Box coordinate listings
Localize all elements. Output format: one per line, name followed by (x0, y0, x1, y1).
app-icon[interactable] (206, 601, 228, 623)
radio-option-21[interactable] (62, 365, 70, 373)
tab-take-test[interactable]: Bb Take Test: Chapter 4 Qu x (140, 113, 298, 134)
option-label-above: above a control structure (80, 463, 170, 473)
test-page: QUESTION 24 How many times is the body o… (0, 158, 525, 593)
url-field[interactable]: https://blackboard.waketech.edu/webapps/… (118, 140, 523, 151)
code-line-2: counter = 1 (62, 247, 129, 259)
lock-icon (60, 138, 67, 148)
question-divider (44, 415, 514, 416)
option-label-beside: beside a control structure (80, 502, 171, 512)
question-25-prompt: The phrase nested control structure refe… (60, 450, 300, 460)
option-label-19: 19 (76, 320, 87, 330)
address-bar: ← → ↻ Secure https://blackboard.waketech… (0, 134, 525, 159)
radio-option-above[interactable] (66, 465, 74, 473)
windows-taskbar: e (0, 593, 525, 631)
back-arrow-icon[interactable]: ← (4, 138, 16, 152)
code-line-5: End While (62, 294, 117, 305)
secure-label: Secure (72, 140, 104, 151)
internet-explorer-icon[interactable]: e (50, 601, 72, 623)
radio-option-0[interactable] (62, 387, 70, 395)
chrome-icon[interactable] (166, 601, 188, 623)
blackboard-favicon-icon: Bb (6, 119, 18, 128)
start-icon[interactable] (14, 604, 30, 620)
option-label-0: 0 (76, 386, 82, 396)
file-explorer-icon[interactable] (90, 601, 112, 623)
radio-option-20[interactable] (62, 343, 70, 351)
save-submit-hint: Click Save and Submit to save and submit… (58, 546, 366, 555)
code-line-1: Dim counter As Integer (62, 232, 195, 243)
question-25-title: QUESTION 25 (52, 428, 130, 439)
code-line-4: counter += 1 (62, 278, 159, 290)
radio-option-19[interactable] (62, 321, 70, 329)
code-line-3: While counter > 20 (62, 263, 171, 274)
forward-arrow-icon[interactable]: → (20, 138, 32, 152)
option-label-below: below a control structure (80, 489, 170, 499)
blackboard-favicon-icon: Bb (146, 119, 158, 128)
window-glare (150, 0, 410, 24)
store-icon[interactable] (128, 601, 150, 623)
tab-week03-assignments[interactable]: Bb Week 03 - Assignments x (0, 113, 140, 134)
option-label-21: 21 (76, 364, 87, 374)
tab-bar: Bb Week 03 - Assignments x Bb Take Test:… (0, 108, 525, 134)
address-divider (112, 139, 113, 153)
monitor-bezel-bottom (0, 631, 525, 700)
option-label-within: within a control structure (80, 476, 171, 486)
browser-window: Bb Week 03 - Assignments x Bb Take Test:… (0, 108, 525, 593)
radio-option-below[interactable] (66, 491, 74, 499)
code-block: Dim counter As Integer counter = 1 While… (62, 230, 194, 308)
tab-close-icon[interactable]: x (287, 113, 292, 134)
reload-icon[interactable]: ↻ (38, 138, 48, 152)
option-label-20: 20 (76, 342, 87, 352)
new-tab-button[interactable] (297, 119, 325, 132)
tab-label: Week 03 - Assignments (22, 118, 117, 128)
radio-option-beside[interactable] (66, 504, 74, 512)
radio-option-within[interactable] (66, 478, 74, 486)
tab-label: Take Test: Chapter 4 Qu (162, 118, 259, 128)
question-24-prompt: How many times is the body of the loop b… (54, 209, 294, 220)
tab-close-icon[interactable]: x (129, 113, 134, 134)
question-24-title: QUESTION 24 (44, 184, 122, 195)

## EXERCISE REQUIREMENTS
Reproduce every line of the records above verbatim, with nothing changed or left out.

## EXERCISE SOLUTION
Localize all elements. Output format: one per line, name followed by (x0, y0, x1, y1).
app-icon[interactable] (206, 601, 228, 623)
radio-option-21[interactable] (62, 365, 70, 373)
tab-take-test[interactable]: Bb Take Test: Chapter 4 Qu x (140, 113, 298, 134)
option-label-above: above a control structure (80, 463, 170, 473)
test-page: QUESTION 24 How many times is the body o… (0, 158, 525, 593)
url-field[interactable]: https://blackboard.waketech.edu/webapps/… (118, 140, 523, 151)
code-line-2: counter = 1 (62, 247, 129, 259)
lock-icon (60, 138, 67, 148)
question-divider (44, 415, 514, 416)
option-label-beside: beside a control structure (80, 502, 171, 512)
question-25-prompt: The phrase nested control structure refe… (60, 450, 300, 460)
option-label-19: 19 (76, 320, 87, 330)
address-bar: ← → ↻ Secure https://blackboard.waketech… (0, 134, 525, 159)
radio-option-above[interactable] (66, 465, 74, 473)
windows-taskbar: e (0, 593, 525, 631)
back-arrow-icon[interactable]: ← (4, 138, 16, 152)
code-line-5: End While (62, 294, 117, 305)
secure-label: Secure (72, 140, 104, 151)
internet-explorer-icon[interactable]: e (50, 601, 72, 623)
radio-option-0[interactable] (62, 387, 70, 395)
chrome-icon[interactable] (166, 601, 188, 623)
blackboard-favicon-icon: Bb (6, 119, 18, 128)
start-icon[interactable] (14, 604, 30, 620)
option-label-0: 0 (76, 386, 82, 396)
file-explorer-icon[interactable] (90, 601, 112, 623)
radio-option-20[interactable] (62, 343, 70, 351)
save-submit-hint: Click Save and Submit to save and submit… (58, 546, 366, 555)
code-line-1: Dim counter As Integer (62, 232, 195, 243)
question-25-title: QUESTION 25 (52, 428, 130, 439)
code-line-4: counter += 1 (62, 278, 159, 290)
radio-option-19[interactable] (62, 321, 70, 329)
code-line-3: While counter > 20 (62, 263, 171, 274)
forward-arrow-icon[interactable]: → (20, 138, 32, 152)
option-label-below: below a control structure (80, 489, 170, 499)
blackboard-favicon-icon: Bb (146, 119, 158, 128)
window-glare (150, 0, 410, 24)
store-icon[interactable] (128, 601, 150, 623)
tab-week03-assignments[interactable]: Bb Week 03 - Assignments x (0, 113, 140, 134)
option-label-21: 21 (76, 364, 87, 374)
tab-bar: Bb Week 03 - Assignments x Bb Take Test:… (0, 108, 525, 134)
address-divider (112, 139, 113, 153)
monitor-bezel-bottom (0, 631, 525, 700)
option-label-within: within a control structure (80, 476, 171, 486)
browser-window: Bb Week 03 - Assignments x Bb Take Test:… (0, 108, 525, 593)
radio-option-below[interactable] (66, 491, 74, 499)
code-block: Dim counter As Integer counter = 1 While… (62, 230, 194, 308)
tab-close-icon[interactable]: x (287, 113, 292, 134)
reload-icon[interactable]: ↻ (38, 138, 48, 152)
option-label-20: 20 (76, 342, 87, 352)
new-tab-button[interactable] (297, 119, 325, 132)
tab-label: Week 03 - Assignments (22, 118, 117, 128)
radio-option-beside[interactable] (66, 504, 74, 512)
radio-option-within[interactable] (66, 478, 74, 486)
tab-label: Take Test: Chapter 4 Qu (162, 118, 259, 128)
question-24-prompt: How many times is the body of the loop b… (54, 209, 294, 220)
tab-close-icon[interactable]: x (129, 113, 134, 134)
question-24-title: QUESTION 24 (44, 184, 122, 195)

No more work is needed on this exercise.